### Exercise instructions
Every line that holds the string "color" is to be identified and copied.

### Available records
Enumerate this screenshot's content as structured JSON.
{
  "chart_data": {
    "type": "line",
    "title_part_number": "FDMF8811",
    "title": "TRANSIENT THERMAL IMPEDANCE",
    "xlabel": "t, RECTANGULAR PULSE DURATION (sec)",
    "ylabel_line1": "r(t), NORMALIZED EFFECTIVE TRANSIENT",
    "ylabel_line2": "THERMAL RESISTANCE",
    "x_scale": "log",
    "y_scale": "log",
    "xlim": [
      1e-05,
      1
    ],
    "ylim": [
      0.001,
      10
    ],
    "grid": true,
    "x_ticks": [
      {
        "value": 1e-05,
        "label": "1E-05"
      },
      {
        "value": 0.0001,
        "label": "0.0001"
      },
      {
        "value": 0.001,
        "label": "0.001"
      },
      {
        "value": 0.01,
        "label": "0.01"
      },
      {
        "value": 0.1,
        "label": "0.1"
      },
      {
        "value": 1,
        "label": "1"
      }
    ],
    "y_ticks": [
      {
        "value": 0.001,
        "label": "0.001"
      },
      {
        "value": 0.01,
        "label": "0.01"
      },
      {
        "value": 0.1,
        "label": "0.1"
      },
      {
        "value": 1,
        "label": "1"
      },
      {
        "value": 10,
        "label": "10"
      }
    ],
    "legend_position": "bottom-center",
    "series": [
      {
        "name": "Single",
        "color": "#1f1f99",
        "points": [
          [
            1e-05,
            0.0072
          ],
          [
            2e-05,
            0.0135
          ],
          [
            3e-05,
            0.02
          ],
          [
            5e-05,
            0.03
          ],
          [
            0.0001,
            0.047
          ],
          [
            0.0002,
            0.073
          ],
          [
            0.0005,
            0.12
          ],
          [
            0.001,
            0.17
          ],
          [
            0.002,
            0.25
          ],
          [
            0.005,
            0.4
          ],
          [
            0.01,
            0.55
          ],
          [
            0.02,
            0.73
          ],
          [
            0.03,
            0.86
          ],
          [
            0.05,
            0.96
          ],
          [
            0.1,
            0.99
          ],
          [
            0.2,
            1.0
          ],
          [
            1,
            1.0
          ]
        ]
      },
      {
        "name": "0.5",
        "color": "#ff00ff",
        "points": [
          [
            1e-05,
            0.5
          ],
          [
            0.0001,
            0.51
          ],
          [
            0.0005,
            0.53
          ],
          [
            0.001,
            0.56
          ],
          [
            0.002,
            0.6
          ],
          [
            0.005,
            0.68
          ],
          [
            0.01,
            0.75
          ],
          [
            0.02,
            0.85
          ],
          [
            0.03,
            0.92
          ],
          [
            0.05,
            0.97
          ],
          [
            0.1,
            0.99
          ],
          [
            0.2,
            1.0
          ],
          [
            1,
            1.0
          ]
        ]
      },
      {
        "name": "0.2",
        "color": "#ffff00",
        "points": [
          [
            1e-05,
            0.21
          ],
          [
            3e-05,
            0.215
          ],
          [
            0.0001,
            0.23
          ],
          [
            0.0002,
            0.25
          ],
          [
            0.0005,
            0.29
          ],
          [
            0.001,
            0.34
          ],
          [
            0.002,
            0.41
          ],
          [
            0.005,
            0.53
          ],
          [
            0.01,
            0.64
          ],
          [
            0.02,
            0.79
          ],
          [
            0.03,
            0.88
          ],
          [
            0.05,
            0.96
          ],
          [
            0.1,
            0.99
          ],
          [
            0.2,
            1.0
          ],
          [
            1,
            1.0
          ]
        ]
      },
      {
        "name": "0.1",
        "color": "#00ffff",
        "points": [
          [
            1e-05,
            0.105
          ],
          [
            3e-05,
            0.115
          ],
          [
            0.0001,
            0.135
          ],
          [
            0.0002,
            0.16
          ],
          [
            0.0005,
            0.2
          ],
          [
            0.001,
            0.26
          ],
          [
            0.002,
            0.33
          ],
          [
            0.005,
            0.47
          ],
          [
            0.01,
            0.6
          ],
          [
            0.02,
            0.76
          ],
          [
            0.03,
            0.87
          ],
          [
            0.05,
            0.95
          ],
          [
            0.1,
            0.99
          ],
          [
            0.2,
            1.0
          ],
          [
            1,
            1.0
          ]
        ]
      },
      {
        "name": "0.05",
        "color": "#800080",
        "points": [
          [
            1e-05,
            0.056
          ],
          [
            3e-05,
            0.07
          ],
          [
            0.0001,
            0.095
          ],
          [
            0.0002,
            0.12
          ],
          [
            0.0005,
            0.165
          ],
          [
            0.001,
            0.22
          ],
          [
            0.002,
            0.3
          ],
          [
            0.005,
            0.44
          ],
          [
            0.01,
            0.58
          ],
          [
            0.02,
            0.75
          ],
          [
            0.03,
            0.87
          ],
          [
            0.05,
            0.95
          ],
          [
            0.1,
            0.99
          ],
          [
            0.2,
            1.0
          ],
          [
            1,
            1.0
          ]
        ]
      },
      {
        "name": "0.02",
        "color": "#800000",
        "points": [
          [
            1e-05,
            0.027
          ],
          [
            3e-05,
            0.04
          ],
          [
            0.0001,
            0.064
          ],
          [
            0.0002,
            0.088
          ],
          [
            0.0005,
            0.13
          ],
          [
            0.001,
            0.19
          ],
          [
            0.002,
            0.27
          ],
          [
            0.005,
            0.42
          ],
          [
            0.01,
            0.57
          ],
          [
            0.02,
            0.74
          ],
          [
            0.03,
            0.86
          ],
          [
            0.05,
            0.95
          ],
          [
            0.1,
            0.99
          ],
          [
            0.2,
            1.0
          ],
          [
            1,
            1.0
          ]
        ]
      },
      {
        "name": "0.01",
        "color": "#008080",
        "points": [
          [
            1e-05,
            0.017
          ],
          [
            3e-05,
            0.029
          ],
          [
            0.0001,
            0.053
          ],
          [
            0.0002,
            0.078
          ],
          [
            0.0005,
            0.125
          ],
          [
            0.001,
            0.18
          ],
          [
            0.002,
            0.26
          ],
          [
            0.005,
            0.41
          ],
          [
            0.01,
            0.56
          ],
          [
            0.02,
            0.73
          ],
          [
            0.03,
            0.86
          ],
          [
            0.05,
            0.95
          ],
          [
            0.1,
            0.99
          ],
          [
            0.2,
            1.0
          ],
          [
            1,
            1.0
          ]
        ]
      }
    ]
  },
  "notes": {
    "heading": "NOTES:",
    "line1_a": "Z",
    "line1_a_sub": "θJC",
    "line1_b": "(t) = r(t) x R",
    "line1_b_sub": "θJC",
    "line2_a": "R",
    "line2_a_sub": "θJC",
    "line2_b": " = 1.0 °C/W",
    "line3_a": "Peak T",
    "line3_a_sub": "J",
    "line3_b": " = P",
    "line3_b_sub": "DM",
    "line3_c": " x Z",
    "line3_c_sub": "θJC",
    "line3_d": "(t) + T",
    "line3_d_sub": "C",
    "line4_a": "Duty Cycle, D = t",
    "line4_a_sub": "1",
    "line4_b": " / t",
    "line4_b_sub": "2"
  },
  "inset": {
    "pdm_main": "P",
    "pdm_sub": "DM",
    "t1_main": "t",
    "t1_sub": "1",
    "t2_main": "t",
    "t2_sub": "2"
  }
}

### Complete answer
        "color": "#1f1f99",
        "color": "#ff00ff",
        "color": "#ffff00",
        "color": "#00ffff",
        "color": "#800080",
        "color": "#800000",
        "color": "#008080",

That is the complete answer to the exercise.